- _PROBLEM DESCRIPTION_: Go through the entries below, tally each line with the string "параметра", and give the final number by itself.

··· EXCERPTED DATA

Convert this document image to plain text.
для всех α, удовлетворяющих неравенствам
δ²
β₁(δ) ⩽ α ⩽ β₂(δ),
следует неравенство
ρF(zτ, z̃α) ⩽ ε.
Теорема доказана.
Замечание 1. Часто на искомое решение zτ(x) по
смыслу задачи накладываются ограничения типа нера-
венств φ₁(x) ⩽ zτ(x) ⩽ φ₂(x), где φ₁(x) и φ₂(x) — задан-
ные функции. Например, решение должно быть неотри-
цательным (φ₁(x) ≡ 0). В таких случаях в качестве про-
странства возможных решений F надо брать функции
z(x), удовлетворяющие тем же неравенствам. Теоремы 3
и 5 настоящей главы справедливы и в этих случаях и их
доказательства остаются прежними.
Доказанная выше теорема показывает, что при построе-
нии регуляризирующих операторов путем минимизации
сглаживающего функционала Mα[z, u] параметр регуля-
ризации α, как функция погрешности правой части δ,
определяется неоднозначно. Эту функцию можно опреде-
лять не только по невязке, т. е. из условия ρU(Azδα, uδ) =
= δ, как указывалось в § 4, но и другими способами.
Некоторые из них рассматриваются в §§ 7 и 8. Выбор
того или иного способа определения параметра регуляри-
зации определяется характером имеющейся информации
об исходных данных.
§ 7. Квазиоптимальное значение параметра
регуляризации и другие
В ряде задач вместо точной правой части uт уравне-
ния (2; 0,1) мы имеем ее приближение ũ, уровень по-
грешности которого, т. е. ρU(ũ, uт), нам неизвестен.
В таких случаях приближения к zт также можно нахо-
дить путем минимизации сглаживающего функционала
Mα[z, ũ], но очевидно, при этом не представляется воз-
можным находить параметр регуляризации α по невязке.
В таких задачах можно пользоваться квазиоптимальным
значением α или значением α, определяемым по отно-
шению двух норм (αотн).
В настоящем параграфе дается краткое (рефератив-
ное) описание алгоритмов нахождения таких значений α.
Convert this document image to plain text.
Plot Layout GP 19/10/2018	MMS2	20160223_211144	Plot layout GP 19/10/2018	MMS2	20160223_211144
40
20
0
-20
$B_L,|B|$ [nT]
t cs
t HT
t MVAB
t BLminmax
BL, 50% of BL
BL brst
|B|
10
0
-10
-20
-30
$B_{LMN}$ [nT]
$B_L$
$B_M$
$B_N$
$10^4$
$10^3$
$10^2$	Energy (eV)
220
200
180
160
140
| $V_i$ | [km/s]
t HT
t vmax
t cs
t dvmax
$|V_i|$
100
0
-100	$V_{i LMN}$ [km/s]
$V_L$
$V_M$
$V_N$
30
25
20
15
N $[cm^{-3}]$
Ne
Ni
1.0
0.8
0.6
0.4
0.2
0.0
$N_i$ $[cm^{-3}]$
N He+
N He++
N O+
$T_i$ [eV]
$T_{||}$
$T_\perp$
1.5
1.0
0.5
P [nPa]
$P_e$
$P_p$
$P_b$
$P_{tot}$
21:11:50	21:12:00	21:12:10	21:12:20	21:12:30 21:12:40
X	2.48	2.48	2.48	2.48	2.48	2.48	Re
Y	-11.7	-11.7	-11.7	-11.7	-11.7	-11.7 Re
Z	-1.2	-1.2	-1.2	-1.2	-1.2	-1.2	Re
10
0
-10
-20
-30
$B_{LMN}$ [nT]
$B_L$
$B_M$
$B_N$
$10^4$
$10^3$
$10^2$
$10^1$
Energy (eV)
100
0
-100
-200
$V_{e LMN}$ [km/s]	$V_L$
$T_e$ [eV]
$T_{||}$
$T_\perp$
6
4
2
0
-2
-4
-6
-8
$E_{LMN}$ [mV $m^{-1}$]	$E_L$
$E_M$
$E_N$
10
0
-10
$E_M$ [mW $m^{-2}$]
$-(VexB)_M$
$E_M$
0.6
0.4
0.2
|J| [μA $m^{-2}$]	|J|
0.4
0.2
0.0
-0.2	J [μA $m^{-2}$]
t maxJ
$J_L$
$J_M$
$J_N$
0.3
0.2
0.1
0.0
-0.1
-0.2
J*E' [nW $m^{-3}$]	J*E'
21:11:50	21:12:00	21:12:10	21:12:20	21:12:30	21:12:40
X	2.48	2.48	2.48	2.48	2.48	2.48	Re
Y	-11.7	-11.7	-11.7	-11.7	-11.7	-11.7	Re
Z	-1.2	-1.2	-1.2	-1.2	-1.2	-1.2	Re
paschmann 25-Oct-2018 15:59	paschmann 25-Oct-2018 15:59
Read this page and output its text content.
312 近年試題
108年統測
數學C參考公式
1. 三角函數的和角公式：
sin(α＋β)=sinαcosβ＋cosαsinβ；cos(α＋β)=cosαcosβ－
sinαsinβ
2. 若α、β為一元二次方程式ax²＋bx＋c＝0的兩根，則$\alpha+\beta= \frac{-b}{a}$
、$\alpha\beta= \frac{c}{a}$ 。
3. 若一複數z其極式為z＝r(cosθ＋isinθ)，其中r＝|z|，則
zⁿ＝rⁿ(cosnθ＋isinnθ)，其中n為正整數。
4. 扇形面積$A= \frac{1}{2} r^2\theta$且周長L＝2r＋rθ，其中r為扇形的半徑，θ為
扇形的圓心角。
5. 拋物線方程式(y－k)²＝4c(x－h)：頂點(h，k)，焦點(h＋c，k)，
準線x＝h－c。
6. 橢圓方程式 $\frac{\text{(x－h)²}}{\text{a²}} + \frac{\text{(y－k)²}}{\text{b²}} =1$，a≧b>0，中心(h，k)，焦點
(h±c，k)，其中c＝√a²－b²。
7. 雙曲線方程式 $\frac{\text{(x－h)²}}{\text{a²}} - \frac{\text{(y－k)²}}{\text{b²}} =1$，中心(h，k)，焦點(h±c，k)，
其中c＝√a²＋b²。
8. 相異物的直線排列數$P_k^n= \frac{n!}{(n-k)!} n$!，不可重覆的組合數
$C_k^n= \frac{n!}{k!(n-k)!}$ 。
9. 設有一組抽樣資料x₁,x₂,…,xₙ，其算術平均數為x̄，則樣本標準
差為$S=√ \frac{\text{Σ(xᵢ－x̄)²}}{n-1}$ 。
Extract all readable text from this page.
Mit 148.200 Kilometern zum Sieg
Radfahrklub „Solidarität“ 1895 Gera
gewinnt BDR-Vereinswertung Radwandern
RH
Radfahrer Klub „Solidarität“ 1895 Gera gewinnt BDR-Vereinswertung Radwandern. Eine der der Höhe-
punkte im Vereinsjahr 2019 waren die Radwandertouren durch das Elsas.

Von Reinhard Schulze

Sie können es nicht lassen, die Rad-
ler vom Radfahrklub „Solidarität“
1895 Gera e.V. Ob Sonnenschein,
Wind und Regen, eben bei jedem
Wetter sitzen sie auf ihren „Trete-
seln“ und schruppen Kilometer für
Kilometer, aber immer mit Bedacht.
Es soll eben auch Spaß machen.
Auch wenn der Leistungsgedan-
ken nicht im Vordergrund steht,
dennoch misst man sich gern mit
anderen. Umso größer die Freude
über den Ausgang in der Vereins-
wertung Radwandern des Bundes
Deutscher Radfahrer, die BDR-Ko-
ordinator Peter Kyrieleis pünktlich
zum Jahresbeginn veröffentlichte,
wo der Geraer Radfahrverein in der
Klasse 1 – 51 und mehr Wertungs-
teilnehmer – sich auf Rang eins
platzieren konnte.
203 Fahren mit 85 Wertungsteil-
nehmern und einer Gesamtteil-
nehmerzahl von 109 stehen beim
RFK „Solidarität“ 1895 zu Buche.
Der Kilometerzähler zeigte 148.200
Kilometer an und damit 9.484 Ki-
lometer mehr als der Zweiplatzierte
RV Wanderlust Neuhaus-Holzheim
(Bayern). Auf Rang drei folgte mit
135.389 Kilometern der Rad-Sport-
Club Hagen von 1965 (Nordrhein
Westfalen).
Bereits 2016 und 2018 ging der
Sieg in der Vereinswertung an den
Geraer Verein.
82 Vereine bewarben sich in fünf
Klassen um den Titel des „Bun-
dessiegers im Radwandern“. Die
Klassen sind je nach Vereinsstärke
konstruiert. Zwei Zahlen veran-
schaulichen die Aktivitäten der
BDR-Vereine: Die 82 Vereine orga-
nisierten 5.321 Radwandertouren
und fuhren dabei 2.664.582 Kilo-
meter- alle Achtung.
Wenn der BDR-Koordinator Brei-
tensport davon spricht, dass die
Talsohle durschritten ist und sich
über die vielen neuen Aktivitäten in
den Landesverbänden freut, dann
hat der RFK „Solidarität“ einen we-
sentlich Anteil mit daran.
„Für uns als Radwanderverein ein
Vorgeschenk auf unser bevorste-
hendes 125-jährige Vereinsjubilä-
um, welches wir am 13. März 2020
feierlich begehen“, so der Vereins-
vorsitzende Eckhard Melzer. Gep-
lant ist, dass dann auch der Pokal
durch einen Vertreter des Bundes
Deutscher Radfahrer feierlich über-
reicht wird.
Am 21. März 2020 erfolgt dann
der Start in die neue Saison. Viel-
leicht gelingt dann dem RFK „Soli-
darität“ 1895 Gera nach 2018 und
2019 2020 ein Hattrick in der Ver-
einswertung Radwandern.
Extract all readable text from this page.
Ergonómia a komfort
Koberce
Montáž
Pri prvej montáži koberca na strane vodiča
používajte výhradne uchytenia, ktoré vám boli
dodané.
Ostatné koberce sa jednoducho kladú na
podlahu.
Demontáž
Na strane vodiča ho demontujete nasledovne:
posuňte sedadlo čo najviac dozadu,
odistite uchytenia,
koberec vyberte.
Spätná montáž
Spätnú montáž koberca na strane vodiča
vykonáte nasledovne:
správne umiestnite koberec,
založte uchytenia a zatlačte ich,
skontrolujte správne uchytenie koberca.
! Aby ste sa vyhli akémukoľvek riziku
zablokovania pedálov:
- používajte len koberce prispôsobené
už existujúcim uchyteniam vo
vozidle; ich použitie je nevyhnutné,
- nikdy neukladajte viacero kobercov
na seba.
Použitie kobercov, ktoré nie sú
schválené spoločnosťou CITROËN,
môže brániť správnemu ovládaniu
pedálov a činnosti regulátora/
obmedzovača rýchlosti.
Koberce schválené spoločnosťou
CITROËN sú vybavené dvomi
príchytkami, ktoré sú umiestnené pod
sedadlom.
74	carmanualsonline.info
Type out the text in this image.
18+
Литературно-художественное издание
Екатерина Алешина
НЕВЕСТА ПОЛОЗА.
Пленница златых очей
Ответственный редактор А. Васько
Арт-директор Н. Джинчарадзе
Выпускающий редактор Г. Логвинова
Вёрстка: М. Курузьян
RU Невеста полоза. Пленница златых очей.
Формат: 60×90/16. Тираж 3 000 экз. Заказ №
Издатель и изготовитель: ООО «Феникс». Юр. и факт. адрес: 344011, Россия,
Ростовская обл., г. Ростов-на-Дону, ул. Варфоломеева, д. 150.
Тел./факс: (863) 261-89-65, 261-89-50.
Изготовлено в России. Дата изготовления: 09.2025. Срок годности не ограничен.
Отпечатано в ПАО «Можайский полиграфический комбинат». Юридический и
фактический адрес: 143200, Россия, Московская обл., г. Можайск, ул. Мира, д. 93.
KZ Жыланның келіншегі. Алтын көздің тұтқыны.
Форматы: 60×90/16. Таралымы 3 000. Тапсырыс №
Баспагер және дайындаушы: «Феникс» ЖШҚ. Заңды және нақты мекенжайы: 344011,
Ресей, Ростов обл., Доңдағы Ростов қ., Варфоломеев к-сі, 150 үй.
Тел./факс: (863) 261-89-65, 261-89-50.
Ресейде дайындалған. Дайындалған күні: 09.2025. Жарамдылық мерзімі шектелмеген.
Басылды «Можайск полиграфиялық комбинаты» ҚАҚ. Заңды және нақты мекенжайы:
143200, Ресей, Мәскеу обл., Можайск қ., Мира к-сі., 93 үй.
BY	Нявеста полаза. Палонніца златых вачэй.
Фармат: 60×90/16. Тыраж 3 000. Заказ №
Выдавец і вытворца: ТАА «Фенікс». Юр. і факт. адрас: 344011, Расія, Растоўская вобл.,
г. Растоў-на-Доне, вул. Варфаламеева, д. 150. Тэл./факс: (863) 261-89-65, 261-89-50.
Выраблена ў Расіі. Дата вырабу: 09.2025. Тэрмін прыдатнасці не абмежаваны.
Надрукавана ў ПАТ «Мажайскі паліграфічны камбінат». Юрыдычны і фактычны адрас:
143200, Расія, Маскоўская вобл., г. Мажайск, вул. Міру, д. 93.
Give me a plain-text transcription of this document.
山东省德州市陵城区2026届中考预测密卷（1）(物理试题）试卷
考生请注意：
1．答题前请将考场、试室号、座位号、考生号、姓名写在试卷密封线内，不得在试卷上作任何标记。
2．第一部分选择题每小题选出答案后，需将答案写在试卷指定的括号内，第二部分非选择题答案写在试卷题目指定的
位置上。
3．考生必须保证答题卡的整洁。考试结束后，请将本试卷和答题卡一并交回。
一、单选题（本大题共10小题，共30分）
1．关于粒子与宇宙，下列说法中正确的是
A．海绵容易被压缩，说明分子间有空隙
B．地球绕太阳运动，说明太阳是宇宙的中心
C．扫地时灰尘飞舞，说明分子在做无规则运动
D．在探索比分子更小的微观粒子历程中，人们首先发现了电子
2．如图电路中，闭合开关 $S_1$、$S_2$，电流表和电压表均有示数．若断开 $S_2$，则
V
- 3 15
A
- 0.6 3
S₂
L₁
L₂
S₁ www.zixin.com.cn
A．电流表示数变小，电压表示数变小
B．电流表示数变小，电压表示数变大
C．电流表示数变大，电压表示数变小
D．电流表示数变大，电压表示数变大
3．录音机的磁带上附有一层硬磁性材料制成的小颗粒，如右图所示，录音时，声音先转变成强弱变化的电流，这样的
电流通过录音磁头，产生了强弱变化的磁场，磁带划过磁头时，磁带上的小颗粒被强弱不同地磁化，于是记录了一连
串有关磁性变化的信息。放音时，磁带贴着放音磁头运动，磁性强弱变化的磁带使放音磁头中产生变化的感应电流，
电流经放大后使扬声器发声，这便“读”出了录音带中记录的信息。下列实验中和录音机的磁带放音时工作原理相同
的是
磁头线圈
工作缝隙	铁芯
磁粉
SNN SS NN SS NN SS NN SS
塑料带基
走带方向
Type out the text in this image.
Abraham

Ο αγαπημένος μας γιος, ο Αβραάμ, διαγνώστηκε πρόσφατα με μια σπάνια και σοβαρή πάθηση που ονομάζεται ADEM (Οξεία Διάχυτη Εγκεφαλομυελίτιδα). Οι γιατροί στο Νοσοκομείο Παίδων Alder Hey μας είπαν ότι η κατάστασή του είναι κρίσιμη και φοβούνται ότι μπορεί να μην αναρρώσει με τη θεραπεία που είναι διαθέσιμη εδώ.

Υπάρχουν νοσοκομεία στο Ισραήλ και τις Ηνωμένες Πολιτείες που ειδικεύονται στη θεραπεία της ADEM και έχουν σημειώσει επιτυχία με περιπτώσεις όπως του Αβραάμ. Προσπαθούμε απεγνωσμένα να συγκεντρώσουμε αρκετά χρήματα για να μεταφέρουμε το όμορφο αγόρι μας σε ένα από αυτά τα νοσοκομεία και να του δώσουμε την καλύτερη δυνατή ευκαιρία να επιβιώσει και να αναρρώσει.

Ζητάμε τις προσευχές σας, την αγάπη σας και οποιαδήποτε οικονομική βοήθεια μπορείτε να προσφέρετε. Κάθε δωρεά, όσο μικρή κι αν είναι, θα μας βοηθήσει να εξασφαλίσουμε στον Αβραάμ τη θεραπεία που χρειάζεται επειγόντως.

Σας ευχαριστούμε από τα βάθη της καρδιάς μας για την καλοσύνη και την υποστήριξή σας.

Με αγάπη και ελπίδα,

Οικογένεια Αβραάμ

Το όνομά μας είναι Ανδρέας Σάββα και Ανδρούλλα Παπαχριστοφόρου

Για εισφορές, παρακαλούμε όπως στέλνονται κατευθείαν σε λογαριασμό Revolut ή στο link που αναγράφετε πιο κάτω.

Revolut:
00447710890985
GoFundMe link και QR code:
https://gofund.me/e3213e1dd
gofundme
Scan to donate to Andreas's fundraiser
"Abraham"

······

- _FINISHED EXERCISE_: 2